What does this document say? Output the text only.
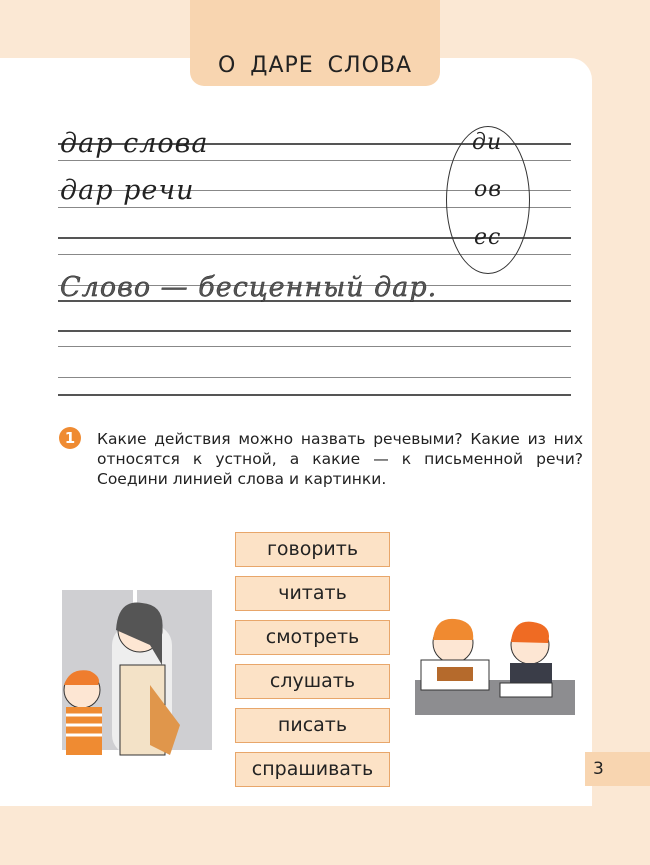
О ДАРЕ СЛОВА
дар слова
дар речи
ди
ов
ес
Слово — бесценный дар.
1	Какие действия можно назвать речевыми? Какие из них относятся к устной, а какие — к письменной речи? Соедини линией слова и картинки.
говорить
читать
смотреть
слушать
писать
спрашивать	3
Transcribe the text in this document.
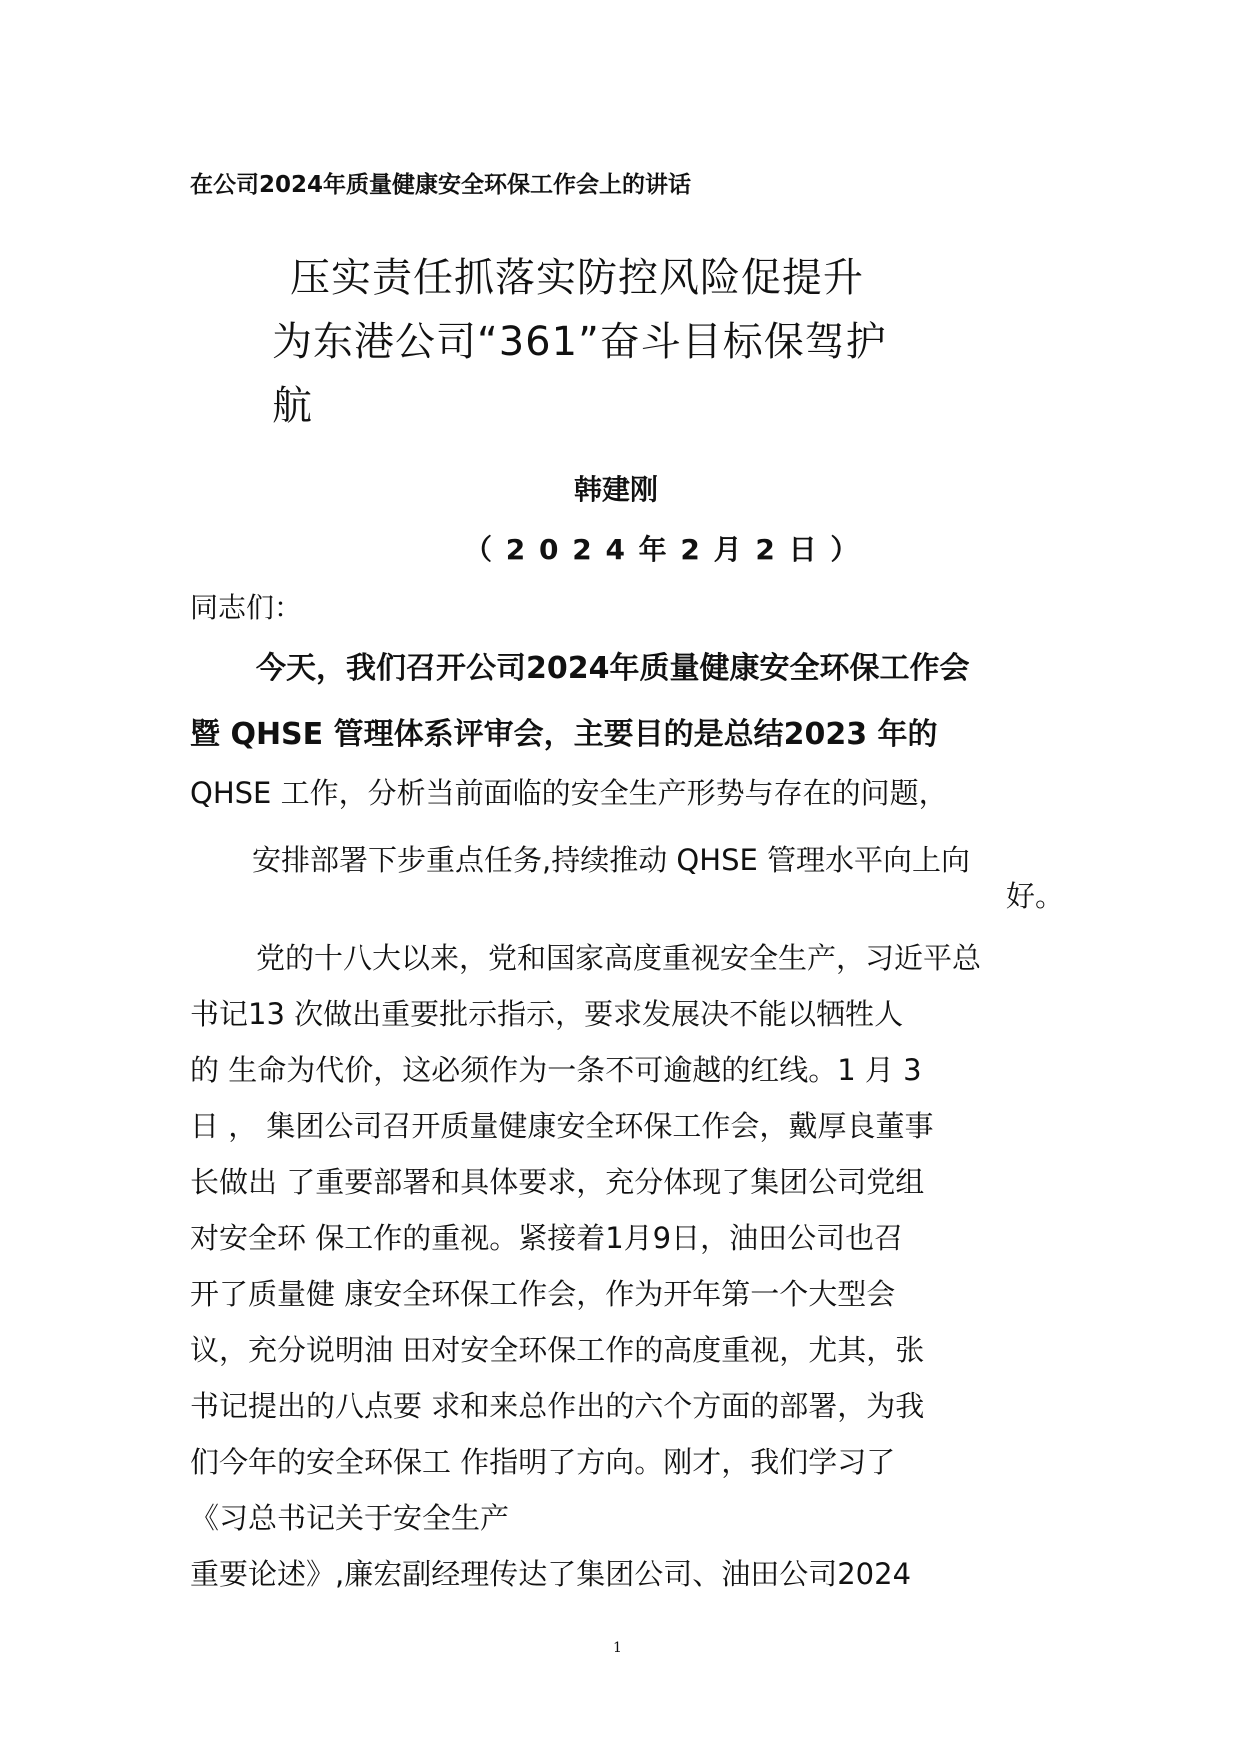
在公司2024年质量健康安全环保工作会上的讲话
压实责任抓落实防控风险促提升
为东港公司“361”奋斗目标保驾护
航
韩建刚
（ 2 0 2 4 年 2 月 2 日 ）
同志们：
今天，我们召开公司2024年质量健康安全环保工作会
暨 QHSE 管理体系评审会，主要目的是总结2023 年的
QHSE 工作，分析当前面临的安全生产形势与存在的问题，
安排部署下步重点任务,持续推动 QHSE 管理水平向上向
好。
党的十八大以来，党和国家高度重视安全生产，习近平总
书记13 次做出重要批示指示，要求发展决不能以牺牲人
的 生命为代价，这必须作为一条不可逾越的红线。1 月 3
日 ， 集团公司召开质量健康安全环保工作会，戴厚良董事
长做出 了重要部署和具体要求，充分体现了集团公司党组
对安全环 保工作的重视。紧接着1月9日，油田公司也召
开了质量健 康安全环保工作会，作为开年第一个大型会
议，充分说明油 田对安全环保工作的高度重视，尤其，张
书记提出的八点要 求和来总作出的六个方面的部署，为我
们今年的安全环保工 作指明了方向。刚才，我们学习了
《习总书记关于安全生产
重要论述》,廉宏副经理传达了集团公司、油田公司2024
1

▸ Instructions for the task
Repeat the data exactly in full, omitting its pictures.

▸ Task response
What does this document say? Output the text only.
О ДАРЕ СЛОВА
дар слова
дар речи
ди
ов
ес
Слово — бесценный дар.
1	Какие действия можно назвать речевыми? Какие из них относятся к устной, а какие — к письменной речи? Соедини линией слова и картинки.
говорить
читать
смотреть
слушать
писать
спрашивать	3
Transcribe the text in this document.
在公司2024年质量健康安全环保工作会上的讲话
压实责任抓落实防控风险促提升
为东港公司“361”奋斗目标保驾护
航
韩建刚
（ 2 0 2 4 年 2 月 2 日 ）
同志们：
今天，我们召开公司2024年质量健康安全环保工作会
暨 QHSE 管理体系评审会，主要目的是总结2023 年的
QHSE 工作，分析当前面临的安全生产形势与存在的问题，
安排部署下步重点任务,持续推动 QHSE 管理水平向上向
好。
党的十八大以来，党和国家高度重视安全生产，习近平总
书记13 次做出重要批示指示，要求发展决不能以牺牲人
的 生命为代价，这必须作为一条不可逾越的红线。1 月 3
日 ， 集团公司召开质量健康安全环保工作会，戴厚良董事
长做出 了重要部署和具体要求，充分体现了集团公司党组
对安全环 保工作的重视。紧接着1月9日，油田公司也召
开了质量健 康安全环保工作会，作为开年第一个大型会
议，充分说明油 田对安全环保工作的高度重视，尤其，张
书记提出的八点要 求和来总作出的六个方面的部署，为我
们今年的安全环保工 作指明了方向。刚才，我们学习了
《习总书记关于安全生产
重要论述》,廉宏副经理传达了集团公司、油田公司2024
1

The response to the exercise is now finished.